===== Supplied material =====

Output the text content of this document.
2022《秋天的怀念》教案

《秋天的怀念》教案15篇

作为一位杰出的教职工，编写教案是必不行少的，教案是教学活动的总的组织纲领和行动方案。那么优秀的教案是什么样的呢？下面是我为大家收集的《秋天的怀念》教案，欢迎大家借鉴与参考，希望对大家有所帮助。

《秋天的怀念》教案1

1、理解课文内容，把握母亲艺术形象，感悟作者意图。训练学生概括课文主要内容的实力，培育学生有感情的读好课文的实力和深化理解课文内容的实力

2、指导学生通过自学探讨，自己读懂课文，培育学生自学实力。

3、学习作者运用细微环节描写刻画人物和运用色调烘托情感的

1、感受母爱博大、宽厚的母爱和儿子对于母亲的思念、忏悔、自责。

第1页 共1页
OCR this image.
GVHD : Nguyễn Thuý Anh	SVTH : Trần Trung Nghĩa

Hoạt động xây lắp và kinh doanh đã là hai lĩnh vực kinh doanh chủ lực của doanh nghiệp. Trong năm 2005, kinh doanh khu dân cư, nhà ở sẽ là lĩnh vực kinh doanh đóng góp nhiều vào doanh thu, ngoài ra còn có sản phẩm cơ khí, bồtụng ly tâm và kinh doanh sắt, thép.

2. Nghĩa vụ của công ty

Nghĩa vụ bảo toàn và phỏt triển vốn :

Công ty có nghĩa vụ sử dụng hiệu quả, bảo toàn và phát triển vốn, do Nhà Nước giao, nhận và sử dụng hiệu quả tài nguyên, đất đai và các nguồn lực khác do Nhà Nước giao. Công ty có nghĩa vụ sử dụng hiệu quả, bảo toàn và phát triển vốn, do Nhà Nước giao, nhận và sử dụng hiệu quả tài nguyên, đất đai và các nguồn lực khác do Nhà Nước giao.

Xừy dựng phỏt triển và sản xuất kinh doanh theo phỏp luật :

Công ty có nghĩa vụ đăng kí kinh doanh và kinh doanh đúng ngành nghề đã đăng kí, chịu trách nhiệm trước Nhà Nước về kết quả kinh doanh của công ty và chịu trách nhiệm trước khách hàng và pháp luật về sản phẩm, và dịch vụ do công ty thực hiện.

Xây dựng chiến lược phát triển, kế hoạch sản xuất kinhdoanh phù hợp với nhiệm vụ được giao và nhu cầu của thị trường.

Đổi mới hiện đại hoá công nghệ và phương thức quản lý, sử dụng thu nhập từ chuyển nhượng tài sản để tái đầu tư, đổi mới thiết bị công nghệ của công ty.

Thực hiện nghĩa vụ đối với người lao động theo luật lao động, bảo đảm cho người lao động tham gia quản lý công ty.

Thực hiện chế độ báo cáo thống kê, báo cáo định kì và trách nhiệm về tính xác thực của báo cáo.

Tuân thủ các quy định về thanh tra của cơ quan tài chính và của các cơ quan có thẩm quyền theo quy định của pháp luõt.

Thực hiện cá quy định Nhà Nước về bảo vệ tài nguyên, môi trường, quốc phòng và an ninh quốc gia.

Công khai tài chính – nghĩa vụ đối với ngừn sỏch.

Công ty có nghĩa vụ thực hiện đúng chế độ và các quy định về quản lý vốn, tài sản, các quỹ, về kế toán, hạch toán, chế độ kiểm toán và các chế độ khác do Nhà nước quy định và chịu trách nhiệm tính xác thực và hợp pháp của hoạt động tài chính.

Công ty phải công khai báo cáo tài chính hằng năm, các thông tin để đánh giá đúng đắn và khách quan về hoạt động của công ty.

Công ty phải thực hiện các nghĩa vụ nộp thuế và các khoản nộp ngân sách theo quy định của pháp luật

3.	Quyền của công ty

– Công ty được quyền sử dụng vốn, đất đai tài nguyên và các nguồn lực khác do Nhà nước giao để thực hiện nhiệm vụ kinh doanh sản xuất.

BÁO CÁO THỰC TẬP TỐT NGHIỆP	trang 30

=====

* Exercise prompt
From the listing above, copy every line that includes the word "nhiệm".

* Expected answer
Công ty có nghĩa vụ đăng kí kinh doanh và kinh doanh đúng ngành nghề đã đăng kí, chịu trách nhiệm trước Nhà Nước về kết quả kinh doanh của công ty và chịu trách nhiệm trước khách hàng và pháp luật về sản phẩm, và dịch vụ do công ty thực hiện.
Xây dựng chiến lược phát triển, kế hoạch sản xuất kinhdoanh phù hợp với nhiệm vụ được giao và nhu cầu của thị trường.
Thực hiện chế độ báo cáo thống kê, báo cáo định kì và trách nhiệm về tính xác thực của báo cáo.
Công ty có nghĩa vụ thực hiện đúng chế độ và các quy định về quản lý vốn, tài sản, các quỹ, về kế toán, hạch toán, chế độ kiểm toán và các chế độ khác do Nhà nước quy định và chịu trách nhiệm tính xác thực và hợp pháp của hoạt động tài chính.
– Công ty được quyền sử dụng vốn, đất đai tài nguyên và các nguồn lực khác do Nhà nước giao để thực hiện nhiệm vụ kinh doanh sản xuất.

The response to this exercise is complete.